[BEGIN]

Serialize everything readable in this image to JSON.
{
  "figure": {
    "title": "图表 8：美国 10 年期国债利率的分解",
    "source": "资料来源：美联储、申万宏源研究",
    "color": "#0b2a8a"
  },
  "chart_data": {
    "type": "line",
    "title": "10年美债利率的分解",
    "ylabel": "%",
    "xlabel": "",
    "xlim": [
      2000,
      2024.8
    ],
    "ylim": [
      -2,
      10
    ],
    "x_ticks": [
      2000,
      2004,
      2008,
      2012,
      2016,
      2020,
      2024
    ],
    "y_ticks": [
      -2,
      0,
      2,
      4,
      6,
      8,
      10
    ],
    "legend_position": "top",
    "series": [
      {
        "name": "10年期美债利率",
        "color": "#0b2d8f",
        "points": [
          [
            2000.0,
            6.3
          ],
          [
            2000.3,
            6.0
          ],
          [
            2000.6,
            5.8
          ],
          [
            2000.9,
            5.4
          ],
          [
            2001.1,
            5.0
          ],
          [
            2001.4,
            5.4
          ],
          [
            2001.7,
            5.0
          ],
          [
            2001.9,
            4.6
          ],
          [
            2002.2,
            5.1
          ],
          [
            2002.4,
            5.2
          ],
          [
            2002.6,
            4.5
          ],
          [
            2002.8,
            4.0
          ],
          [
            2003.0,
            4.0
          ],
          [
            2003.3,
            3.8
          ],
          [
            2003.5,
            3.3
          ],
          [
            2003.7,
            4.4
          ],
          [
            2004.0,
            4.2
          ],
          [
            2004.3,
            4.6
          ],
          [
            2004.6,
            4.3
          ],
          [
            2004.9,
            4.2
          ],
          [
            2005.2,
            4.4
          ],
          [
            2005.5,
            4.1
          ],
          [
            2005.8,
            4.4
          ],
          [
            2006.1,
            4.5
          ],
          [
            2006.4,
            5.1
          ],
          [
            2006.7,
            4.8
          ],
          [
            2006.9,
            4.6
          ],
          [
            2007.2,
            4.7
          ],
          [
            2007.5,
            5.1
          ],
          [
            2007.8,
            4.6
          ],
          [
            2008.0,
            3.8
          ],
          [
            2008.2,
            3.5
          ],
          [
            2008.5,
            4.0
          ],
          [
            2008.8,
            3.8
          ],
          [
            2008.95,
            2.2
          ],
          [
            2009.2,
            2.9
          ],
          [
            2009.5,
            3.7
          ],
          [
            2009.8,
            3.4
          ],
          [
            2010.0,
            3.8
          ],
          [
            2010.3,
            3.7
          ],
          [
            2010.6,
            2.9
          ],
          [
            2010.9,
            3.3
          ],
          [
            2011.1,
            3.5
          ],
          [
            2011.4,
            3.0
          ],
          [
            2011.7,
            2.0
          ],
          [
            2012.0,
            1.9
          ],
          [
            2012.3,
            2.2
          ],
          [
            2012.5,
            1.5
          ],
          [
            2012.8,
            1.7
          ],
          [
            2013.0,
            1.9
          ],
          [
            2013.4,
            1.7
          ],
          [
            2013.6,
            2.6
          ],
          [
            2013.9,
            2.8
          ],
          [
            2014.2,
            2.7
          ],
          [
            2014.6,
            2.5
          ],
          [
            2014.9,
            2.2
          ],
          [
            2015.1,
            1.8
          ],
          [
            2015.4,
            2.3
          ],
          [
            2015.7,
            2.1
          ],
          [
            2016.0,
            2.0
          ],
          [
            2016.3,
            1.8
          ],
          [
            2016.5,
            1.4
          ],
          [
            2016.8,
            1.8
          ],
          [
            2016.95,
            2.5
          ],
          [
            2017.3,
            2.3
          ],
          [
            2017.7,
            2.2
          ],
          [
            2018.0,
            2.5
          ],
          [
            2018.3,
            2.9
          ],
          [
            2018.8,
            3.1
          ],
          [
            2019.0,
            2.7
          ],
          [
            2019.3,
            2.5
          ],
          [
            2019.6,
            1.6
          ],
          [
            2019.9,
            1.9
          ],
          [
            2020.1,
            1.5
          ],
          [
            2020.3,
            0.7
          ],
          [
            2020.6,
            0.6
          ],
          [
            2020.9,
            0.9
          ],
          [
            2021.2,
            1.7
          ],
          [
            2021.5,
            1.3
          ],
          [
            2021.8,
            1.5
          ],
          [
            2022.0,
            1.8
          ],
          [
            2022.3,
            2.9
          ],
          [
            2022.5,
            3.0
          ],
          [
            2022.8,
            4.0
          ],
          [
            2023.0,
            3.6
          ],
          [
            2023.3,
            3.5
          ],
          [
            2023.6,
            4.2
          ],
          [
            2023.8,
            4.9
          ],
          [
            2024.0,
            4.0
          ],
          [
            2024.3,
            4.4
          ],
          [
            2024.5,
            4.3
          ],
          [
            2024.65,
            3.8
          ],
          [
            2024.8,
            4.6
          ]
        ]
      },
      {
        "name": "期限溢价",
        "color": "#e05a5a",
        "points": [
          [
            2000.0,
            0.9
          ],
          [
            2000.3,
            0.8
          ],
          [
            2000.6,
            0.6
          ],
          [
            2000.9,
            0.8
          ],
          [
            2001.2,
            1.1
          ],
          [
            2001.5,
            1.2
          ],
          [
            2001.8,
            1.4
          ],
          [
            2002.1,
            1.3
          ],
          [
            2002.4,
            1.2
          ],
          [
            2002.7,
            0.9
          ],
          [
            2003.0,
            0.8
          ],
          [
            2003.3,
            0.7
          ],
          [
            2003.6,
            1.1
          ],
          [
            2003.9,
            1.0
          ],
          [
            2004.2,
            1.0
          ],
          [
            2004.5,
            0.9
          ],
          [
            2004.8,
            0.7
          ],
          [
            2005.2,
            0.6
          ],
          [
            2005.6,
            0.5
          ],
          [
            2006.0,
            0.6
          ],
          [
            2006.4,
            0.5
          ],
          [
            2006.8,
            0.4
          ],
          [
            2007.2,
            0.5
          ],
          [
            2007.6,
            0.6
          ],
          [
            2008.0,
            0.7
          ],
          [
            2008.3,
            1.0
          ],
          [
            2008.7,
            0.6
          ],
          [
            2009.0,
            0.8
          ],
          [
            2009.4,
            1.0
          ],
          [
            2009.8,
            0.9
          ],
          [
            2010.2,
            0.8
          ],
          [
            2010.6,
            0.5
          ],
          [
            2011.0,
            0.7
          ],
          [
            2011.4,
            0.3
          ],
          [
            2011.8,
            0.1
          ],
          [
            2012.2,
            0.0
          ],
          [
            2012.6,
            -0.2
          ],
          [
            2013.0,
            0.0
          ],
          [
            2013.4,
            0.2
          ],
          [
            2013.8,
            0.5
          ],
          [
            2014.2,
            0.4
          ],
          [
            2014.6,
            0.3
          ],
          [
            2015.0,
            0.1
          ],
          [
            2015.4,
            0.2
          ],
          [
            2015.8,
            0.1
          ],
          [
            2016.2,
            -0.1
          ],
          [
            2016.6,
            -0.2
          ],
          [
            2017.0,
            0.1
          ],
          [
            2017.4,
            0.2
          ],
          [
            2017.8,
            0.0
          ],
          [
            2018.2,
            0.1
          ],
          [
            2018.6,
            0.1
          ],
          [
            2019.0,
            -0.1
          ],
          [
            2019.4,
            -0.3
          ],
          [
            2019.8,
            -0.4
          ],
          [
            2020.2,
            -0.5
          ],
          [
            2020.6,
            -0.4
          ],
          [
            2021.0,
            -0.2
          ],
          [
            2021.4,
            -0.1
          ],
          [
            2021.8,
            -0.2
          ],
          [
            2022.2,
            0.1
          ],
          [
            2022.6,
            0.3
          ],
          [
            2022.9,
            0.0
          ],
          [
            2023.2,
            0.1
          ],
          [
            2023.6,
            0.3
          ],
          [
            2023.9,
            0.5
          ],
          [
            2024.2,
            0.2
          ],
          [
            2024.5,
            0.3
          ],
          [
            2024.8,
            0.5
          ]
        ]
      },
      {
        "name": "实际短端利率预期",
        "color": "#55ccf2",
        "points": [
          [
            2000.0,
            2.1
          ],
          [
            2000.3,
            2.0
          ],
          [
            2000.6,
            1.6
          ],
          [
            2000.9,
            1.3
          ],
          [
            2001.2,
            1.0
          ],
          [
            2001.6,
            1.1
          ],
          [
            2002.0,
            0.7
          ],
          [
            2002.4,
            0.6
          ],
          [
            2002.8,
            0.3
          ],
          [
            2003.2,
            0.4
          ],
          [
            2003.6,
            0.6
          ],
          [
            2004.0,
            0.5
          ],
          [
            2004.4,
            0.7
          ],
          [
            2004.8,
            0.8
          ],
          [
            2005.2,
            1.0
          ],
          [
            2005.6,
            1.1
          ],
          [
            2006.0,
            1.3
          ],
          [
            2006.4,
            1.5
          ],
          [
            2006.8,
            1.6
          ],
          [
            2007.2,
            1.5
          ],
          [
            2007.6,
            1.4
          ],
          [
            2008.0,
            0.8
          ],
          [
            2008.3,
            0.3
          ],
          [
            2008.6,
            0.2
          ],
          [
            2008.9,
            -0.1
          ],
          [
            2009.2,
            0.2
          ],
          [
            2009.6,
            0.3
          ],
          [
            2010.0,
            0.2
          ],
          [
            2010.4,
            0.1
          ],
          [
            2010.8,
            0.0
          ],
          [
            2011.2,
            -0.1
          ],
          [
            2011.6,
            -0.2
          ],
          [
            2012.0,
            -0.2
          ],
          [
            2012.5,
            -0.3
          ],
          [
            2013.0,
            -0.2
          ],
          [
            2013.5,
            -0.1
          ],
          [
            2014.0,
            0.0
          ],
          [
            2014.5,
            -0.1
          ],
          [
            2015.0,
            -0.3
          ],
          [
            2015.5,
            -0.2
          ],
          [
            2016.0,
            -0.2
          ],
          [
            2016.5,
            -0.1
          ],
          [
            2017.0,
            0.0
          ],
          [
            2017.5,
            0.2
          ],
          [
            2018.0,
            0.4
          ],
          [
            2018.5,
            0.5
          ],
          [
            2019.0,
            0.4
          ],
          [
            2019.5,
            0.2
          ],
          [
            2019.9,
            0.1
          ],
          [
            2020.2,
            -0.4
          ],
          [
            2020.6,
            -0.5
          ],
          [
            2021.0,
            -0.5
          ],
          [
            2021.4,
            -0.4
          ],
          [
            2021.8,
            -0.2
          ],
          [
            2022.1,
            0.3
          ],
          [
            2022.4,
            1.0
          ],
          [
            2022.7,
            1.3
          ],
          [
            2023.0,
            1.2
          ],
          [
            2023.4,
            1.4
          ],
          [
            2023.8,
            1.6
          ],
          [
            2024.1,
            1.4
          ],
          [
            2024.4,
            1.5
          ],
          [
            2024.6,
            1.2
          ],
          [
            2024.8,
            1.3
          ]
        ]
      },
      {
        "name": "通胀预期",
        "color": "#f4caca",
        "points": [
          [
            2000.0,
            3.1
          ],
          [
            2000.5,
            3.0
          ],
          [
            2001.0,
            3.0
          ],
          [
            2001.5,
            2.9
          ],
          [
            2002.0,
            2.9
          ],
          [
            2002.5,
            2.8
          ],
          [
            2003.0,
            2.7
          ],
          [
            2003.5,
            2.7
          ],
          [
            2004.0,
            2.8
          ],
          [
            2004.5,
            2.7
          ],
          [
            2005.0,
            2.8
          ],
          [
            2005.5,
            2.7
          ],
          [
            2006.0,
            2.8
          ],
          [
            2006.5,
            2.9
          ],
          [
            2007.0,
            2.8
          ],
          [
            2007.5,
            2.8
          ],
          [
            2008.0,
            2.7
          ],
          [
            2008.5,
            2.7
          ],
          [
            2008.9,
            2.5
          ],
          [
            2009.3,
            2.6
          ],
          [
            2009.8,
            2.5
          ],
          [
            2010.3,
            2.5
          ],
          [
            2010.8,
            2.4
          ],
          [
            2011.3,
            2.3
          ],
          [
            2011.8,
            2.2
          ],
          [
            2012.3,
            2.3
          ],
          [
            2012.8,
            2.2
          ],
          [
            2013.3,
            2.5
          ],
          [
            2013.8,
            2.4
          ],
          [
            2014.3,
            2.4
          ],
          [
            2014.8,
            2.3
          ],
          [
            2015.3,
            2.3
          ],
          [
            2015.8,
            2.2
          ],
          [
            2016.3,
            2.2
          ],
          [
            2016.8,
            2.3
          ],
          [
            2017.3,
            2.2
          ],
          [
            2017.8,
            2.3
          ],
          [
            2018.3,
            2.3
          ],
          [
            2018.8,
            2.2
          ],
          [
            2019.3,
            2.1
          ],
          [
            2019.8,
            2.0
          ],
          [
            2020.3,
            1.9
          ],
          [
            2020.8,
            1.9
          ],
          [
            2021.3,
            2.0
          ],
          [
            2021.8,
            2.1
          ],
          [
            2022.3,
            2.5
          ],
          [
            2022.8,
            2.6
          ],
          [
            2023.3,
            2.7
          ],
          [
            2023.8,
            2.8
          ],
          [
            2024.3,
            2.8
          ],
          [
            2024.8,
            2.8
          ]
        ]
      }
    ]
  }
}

[END]

• Objective: Show every line that contains the word "title".

• Full solution:
    "title": "图表 8：美国 10 年期国债利率的分解",
    "title": "10年美债利率的分解",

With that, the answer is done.